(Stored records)
(begin)

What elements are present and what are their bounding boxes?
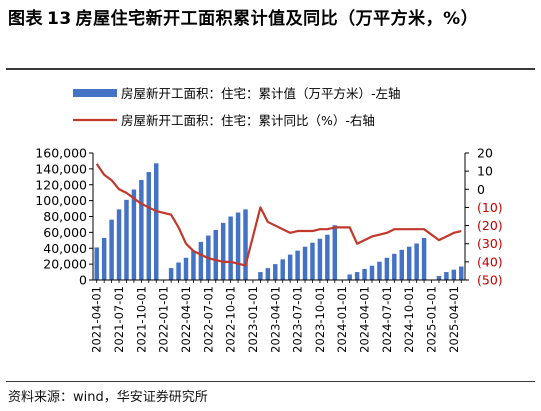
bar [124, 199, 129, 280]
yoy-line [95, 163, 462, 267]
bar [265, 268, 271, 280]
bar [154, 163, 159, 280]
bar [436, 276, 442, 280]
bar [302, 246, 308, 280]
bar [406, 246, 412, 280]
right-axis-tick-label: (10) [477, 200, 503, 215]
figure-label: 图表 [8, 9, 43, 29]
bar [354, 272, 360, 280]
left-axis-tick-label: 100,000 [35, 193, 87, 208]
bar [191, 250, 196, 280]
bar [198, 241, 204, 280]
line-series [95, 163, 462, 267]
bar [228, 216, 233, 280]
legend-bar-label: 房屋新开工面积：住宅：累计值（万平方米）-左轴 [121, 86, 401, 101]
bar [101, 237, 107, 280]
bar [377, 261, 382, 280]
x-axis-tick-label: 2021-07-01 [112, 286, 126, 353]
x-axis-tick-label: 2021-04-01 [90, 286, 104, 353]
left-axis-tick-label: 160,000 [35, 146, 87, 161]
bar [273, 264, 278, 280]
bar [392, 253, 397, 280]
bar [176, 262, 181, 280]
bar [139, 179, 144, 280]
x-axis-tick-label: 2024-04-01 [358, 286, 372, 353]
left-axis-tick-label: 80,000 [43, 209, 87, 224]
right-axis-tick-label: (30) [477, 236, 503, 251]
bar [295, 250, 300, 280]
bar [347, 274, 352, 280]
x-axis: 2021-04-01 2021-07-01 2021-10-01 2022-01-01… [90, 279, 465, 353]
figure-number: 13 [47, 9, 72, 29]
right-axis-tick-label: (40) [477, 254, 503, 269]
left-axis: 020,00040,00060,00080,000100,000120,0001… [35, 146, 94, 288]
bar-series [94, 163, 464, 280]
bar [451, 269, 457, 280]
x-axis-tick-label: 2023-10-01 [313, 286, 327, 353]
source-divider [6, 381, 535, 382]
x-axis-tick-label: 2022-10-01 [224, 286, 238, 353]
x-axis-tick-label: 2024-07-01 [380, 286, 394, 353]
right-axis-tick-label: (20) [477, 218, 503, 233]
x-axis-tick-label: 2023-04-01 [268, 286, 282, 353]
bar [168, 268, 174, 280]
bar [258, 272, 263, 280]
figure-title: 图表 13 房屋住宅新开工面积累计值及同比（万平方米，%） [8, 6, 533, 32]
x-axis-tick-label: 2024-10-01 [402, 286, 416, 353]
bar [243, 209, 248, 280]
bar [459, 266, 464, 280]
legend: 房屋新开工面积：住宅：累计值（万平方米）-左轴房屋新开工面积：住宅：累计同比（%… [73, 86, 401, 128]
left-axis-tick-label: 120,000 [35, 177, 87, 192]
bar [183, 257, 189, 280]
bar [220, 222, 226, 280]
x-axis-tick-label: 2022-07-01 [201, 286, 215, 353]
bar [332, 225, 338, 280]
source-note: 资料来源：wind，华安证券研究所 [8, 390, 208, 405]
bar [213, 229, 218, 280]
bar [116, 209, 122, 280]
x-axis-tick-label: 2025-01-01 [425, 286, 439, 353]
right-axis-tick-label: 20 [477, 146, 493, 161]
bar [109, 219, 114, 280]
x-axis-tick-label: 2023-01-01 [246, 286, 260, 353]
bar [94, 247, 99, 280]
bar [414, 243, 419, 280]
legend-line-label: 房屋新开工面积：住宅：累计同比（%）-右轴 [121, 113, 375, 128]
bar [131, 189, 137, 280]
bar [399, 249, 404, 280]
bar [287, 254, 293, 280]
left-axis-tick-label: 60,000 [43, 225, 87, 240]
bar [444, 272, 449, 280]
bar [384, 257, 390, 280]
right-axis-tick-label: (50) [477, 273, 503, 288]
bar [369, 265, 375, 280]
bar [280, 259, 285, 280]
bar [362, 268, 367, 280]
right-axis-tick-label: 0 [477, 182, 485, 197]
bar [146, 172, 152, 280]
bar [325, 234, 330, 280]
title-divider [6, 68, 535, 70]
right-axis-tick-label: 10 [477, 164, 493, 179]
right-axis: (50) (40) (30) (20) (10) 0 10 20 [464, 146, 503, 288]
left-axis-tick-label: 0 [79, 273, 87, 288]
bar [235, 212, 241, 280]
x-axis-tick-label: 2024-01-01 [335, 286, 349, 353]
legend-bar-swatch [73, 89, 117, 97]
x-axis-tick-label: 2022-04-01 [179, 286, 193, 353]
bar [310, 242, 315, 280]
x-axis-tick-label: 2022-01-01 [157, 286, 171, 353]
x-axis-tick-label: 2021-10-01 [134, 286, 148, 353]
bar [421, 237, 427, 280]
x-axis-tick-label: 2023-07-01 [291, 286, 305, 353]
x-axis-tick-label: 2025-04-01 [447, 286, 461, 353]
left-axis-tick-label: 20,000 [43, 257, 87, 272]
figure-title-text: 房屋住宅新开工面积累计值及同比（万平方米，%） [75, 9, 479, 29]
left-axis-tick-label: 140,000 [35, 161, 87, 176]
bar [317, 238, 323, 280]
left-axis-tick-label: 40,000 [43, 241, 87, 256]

(end)
(begin)

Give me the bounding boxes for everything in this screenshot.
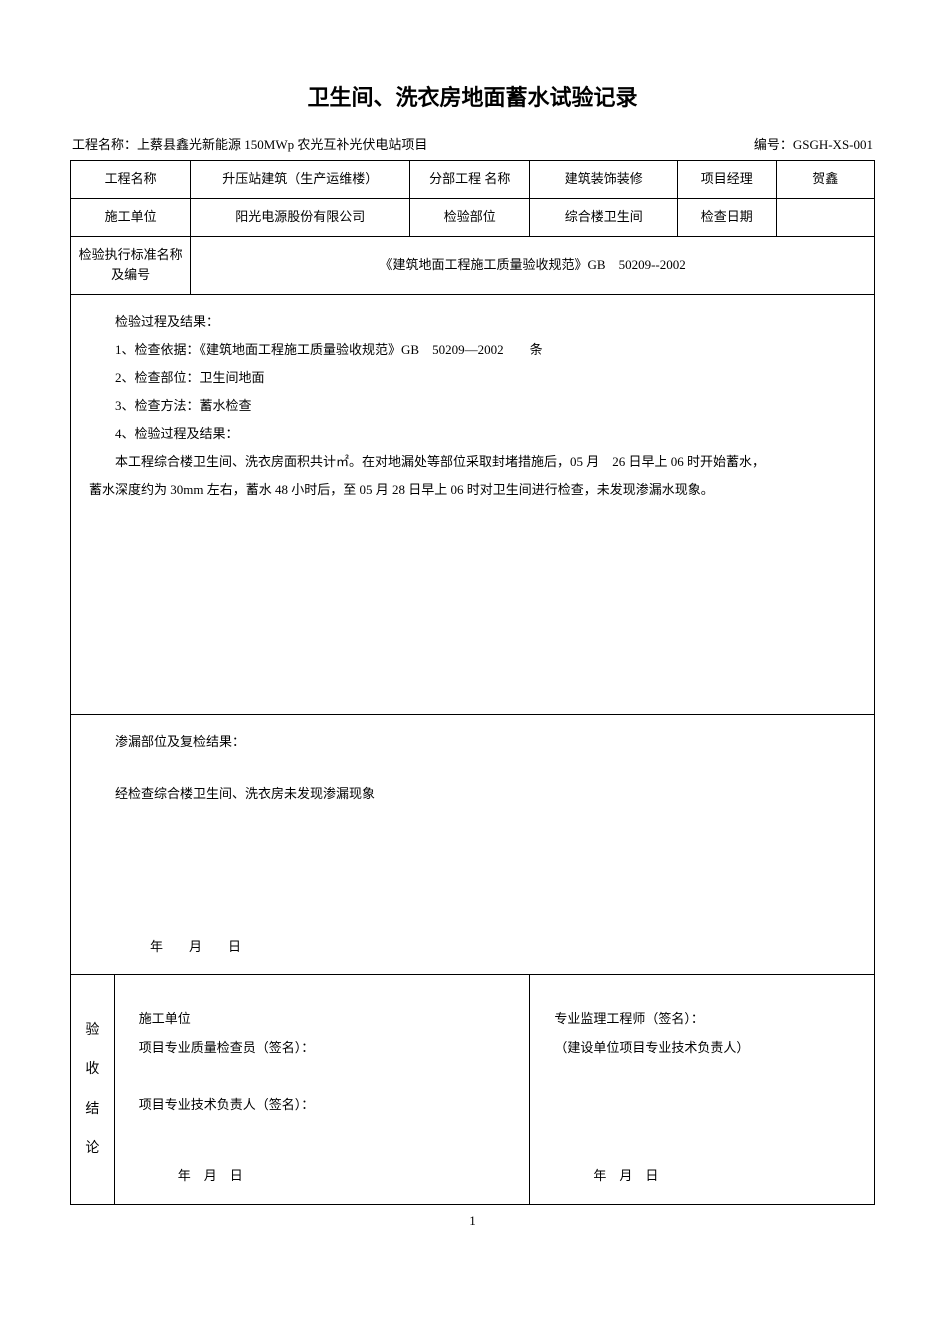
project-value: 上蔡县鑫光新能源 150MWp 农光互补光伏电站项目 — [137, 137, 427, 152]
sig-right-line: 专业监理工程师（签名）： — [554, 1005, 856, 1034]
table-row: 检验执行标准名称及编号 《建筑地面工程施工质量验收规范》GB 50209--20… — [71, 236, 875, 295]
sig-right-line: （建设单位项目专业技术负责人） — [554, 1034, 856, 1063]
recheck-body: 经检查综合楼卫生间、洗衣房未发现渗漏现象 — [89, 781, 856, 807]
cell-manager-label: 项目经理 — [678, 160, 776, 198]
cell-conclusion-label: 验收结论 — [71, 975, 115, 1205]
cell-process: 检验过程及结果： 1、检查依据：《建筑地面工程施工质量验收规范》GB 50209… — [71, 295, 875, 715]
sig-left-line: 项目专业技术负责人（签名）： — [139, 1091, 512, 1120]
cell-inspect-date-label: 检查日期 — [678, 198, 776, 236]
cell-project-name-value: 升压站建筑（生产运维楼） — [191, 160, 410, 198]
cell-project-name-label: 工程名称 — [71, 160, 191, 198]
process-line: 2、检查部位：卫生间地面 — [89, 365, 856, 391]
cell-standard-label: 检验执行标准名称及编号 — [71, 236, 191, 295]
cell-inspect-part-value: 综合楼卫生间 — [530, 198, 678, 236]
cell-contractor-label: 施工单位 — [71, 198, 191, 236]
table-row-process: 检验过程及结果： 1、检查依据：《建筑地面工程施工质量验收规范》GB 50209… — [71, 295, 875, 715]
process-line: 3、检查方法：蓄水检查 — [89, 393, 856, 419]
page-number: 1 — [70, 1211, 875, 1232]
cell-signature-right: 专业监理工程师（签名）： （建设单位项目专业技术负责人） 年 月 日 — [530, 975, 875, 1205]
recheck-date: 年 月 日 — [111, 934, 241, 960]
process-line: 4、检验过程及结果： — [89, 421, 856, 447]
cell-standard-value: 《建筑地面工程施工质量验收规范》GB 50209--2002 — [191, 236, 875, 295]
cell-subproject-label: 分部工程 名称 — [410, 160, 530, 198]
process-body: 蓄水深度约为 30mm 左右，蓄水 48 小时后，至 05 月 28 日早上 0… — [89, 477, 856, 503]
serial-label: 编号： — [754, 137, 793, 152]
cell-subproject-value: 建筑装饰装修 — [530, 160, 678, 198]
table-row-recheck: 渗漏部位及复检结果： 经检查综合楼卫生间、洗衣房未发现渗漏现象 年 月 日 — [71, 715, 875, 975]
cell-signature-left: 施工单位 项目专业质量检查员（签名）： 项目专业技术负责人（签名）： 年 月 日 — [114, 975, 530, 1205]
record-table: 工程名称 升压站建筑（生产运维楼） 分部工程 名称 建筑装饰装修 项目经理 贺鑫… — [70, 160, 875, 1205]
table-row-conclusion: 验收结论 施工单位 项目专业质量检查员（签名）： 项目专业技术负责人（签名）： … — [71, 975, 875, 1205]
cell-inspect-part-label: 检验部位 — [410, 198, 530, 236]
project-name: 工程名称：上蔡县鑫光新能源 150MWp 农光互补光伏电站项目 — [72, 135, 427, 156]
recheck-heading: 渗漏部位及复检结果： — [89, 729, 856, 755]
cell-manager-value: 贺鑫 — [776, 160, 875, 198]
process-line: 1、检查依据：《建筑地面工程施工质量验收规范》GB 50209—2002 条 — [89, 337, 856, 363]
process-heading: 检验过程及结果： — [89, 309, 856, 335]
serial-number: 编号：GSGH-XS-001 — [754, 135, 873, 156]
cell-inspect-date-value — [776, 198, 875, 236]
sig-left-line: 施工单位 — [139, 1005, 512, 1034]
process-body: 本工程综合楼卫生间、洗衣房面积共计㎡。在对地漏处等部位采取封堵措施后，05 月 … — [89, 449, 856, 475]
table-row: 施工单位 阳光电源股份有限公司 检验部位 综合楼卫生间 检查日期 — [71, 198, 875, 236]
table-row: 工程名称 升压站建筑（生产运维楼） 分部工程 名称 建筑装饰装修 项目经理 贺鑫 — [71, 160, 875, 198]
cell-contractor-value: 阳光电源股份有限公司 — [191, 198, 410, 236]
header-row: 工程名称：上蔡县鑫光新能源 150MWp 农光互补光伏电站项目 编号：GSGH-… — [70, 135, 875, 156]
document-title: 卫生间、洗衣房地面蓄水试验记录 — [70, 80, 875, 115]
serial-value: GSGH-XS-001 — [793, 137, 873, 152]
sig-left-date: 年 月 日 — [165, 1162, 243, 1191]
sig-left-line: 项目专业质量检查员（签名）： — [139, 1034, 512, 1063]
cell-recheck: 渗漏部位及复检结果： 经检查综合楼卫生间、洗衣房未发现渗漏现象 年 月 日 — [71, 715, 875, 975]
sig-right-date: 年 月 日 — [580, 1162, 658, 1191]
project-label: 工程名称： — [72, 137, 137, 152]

(end)
(begin)

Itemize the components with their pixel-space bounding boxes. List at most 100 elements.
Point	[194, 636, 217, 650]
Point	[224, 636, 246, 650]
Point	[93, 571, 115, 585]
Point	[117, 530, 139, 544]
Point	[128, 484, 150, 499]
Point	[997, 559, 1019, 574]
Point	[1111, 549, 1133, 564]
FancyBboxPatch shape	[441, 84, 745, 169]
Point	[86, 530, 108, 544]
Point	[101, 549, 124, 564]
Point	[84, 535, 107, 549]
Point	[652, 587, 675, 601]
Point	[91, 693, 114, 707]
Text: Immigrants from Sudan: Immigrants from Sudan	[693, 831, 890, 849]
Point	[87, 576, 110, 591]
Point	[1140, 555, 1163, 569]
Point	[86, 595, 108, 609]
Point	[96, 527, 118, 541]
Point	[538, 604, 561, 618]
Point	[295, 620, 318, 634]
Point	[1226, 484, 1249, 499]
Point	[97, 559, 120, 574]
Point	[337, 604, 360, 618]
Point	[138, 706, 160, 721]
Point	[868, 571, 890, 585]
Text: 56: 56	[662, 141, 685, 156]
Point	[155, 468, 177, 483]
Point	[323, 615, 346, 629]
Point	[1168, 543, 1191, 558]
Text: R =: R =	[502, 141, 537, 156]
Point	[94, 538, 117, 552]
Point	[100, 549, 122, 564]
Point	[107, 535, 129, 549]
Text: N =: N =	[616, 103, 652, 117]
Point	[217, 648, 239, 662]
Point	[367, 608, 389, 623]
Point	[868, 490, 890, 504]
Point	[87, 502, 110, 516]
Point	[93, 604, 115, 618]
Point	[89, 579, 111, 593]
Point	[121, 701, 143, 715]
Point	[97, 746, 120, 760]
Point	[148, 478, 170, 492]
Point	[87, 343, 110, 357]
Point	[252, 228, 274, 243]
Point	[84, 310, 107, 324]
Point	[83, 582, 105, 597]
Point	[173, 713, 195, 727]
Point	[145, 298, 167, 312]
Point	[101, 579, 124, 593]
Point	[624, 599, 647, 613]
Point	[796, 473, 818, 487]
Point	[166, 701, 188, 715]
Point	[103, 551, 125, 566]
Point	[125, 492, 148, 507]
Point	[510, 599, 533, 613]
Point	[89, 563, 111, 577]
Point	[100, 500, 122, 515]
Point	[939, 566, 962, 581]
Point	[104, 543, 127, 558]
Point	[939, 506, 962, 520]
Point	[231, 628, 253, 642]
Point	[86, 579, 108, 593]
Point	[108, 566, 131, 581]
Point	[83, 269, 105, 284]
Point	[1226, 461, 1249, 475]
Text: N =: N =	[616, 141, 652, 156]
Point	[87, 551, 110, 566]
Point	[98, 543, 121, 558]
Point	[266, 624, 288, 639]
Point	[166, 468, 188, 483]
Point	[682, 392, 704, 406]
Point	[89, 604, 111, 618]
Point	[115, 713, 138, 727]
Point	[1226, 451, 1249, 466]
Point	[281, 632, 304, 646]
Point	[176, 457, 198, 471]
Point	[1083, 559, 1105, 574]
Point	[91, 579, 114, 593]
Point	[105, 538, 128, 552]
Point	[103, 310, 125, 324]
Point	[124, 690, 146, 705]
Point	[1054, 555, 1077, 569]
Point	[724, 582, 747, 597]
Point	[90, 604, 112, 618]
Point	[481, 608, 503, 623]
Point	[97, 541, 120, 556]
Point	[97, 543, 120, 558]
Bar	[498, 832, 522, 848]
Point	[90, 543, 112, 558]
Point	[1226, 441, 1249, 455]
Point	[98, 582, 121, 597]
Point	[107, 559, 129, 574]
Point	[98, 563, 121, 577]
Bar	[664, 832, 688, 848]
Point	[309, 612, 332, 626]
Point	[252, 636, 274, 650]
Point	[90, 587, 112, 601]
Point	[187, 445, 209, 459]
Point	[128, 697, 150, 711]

(end)

**What to work on:** Rewrite the entries starting at the line that has "Itemize the components" and ending after the line that has "559, 1019, 574]", putting "Dot" wherever "Point" appears and keeping everything else the same.

**Response below:**
Itemize the components with their pixel-space bounding boxes. List at most 100 elements.
Dot	[194, 636, 217, 650]
Dot	[224, 636, 246, 650]
Dot	[93, 571, 115, 585]
Dot	[117, 530, 139, 544]
Dot	[128, 484, 150, 499]
Dot	[997, 559, 1019, 574]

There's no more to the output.